WRITTEN TASK:
What follows is a block of records; restate each one word for word.

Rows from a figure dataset
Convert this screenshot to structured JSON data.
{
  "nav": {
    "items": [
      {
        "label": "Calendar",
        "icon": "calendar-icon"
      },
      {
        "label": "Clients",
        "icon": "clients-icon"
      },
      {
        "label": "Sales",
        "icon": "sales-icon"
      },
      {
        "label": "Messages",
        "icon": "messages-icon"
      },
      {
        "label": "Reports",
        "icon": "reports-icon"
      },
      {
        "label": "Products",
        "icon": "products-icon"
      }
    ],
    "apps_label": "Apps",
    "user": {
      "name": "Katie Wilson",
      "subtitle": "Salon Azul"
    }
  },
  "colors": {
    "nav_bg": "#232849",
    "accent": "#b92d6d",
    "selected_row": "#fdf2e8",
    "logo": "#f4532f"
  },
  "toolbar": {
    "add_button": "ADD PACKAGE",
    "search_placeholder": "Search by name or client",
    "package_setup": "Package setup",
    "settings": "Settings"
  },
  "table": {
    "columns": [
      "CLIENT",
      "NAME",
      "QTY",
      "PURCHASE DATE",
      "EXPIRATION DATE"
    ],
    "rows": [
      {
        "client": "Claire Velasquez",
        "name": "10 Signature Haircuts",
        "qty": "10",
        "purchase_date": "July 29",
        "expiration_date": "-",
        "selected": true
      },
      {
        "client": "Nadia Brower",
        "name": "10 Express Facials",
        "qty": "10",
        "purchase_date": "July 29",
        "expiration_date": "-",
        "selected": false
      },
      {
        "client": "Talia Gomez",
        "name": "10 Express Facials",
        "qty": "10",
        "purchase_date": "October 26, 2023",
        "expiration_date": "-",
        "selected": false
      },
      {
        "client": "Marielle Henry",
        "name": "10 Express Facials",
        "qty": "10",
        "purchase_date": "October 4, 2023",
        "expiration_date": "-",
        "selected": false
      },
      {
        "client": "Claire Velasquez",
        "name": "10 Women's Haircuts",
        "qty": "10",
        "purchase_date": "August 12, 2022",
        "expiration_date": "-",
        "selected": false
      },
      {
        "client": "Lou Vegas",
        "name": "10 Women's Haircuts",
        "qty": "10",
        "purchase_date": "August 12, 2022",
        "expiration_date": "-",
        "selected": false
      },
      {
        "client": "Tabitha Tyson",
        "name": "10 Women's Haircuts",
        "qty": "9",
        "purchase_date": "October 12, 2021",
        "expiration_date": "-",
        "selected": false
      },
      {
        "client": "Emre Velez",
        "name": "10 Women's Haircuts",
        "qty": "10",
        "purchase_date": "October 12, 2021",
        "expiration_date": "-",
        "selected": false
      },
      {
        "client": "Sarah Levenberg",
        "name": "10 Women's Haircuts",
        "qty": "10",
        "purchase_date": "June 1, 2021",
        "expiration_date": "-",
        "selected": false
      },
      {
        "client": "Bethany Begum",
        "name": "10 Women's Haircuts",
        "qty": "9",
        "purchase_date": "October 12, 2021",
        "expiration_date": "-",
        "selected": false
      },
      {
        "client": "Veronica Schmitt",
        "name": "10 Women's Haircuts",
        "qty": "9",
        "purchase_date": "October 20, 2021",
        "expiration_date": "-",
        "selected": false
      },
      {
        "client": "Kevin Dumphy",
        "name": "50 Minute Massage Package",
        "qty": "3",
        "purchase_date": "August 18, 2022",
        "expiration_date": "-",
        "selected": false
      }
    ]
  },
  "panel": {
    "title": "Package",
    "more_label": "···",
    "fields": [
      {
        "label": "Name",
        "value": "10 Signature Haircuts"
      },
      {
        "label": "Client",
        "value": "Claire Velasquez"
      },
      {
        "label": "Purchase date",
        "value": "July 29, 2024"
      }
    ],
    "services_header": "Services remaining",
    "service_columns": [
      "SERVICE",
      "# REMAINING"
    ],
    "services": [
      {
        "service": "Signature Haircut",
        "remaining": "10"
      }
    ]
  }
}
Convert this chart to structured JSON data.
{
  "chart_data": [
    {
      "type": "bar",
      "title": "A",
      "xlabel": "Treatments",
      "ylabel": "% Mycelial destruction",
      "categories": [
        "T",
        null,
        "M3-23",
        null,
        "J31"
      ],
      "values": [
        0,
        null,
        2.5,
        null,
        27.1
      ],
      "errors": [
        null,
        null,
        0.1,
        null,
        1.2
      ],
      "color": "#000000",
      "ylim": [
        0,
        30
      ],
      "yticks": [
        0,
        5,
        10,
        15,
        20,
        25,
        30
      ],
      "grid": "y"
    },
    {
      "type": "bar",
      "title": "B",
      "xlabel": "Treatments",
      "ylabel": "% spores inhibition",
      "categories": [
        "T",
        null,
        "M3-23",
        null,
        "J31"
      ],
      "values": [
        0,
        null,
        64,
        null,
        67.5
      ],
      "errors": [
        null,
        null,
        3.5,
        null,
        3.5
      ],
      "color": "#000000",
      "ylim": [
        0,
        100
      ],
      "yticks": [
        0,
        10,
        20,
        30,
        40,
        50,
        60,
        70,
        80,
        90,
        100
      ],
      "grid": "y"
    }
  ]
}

ANSWER TO THE PROBLEM:
Convert this screenshot to structured JSON data.
{
  "nav": {
    "items": [
      {
        "label": "Calendar",
        "icon": "calendar-icon"
      },
      {
        "label": "Clients",
        "icon": "clients-icon"
      },
      {
        "label": "Sales",
        "icon": "sales-icon"
      },
      {
        "label": "Messages",
        "icon": "messages-icon"
      },
      {
        "label": "Reports",
        "icon": "reports-icon"
      },
      {
        "label": "Products",
        "icon": "products-icon"
      }
    ],
    "apps_label": "Apps",
    "user": {
      "name": "Katie Wilson",
      "subtitle": "Salon Azul"
    }
  },
  "colors": {
    "nav_bg": "#232849",
    "accent": "#b92d6d",
    "selected_row": "#fdf2e8",
    "logo": "#f4532f"
  },
  "toolbar": {
    "add_button": "ADD PACKAGE",
    "search_placeholder": "Search by name or client",
    "package_setup": "Package setup",
    "settings": "Settings"
  },
  "table": {
    "columns": [
      "CLIENT",
      "NAME",
      "QTY",
      "PURCHASE DATE",
      "EXPIRATION DATE"
    ],
    "rows": [
      {
        "client": "Claire Velasquez",
        "name": "10 Signature Haircuts",
        "qty": "10",
        "purchase_date": "July 29",
        "expiration_date": "-",
        "selected": true
      },
      {
        "client": "Nadia Brower",
        "name": "10 Express Facials",
        "qty": "10",
        "purchase_date": "July 29",
        "expiration_date": "-",
        "selected": false
      },
      {
        "client": "Talia Gomez",
        "name": "10 Express Facials",
        "qty": "10",
        "purchase_date": "October 26, 2023",
        "expiration_date": "-",
        "selected": false
      },
      {
        "client": "Marielle Henry",
        "name": "10 Express Facials",
        "qty": "10",
        "purchase_date": "October 4, 2023",
        "expiration_date": "-",
        "selected": false
      },
      {
        "client": "Claire Velasquez",
        "name": "10 Women's Haircuts",
        "qty": "10",
        "purchase_date": "August 12, 2022",
        "expiration_date": "-",
        "selected": false
      },
      {
        "client": "Lou Vegas",
        "name": "10 Women's Haircuts",
        "qty": "10",
        "purchase_date": "August 12, 2022",
        "expiration_date": "-",
        "selected": false
      },
      {
        "client": "Tabitha Tyson",
        "name": "10 Women's Haircuts",
        "qty": "9",
        "purchase_date": "October 12, 2021",
        "expiration_date": "-",
        "selected": false
      },
      {
        "client": "Emre Velez",
        "name": "10 Women's Haircuts",
        "qty": "10",
        "purchase_date": "October 12, 2021",
        "expiration_date": "-",
        "selected": false
      },
      {
        "client": "Sarah Levenberg",
        "name": "10 Women's Haircuts",
        "qty": "10",
        "purchase_date": "June 1, 2021",
        "expiration_date": "-",
        "selected": false
      },
      {
        "client": "Bethany Begum",
        "name": "10 Women's Haircuts",
        "qty": "9",
        "purchase_date": "October 12, 2021",
        "expiration_date": "-",
        "selected": false
      },
      {
        "client": "Veronica Schmitt",
        "name": "10 Women's Haircuts",
        "qty": "9",
        "purchase_date": "October 20, 2021",
        "expiration_date": "-",
        "selected": false
      },
      {
        "client": "Kevin Dumphy",
        "name": "50 Minute Massage Package",
        "qty": "3",
        "purchase_date": "August 18, 2022",
        "expiration_date": "-",
        "selected": false
      }
    ]
  },
  "panel": {
    "title": "Package",
    "more_label": "···",
    "fields": [
      {
        "label": "Name",
        "value": "10 Signature Haircuts"
      },
      {
        "label": "Client",
        "value": "Claire Velasquez"
      },
      {
        "label": "Purchase date",
        "value": "July 29, 2024"
      }
    ],
    "services_header": "Services remaining",
    "service_columns": [
      "SERVICE",
      "# REMAINING"
    ],
    "services": [
      {
        "service": "Signature Haircut",
        "remaining": "10"
      }
    ]
  }
}
Convert this chart to structured JSON data.
{
  "chart_data": [
    {
      "type": "bar",
      "title": "A",
      "xlabel": "Treatments",
      "ylabel": "% Mycelial destruction",
      "categories": [
        "T",
        null,
        "M3-23",
        null,
        "J31"
      ],
      "values": [
        0,
        null,
        2.5,
        null,
        27.1
      ],
      "errors": [
        null,
        null,
        0.1,
        null,
        1.2
      ],
      "color": "#000000",
      "ylim": [
        0,
        30
      ],
      "yticks": [
        0,
        5,
        10,
        15,
        20,
        25,
        30
      ],
      "grid": "y"
    },
    {
      "type": "bar",
      "title": "B",
      "xlabel": "Treatments",
      "ylabel": "% spores inhibition",
      "categories": [
        "T",
        null,
        "M3-23",
        null,
        "J31"
      ],
      "values": [
        0,
        null,
        64,
        null,
        67.5
      ],
      "errors": [
        null,
        null,
        3.5,
        null,
        3.5
      ],
      "color": "#000000",
      "ylim": [
        0,
        100
      ],
      "yticks": [
        0,
        10,
        20,
        30,
        40,
        50,
        60,
        70,
        80,
        90,
        100
      ],
      "grid": "y"
    }
  ]
}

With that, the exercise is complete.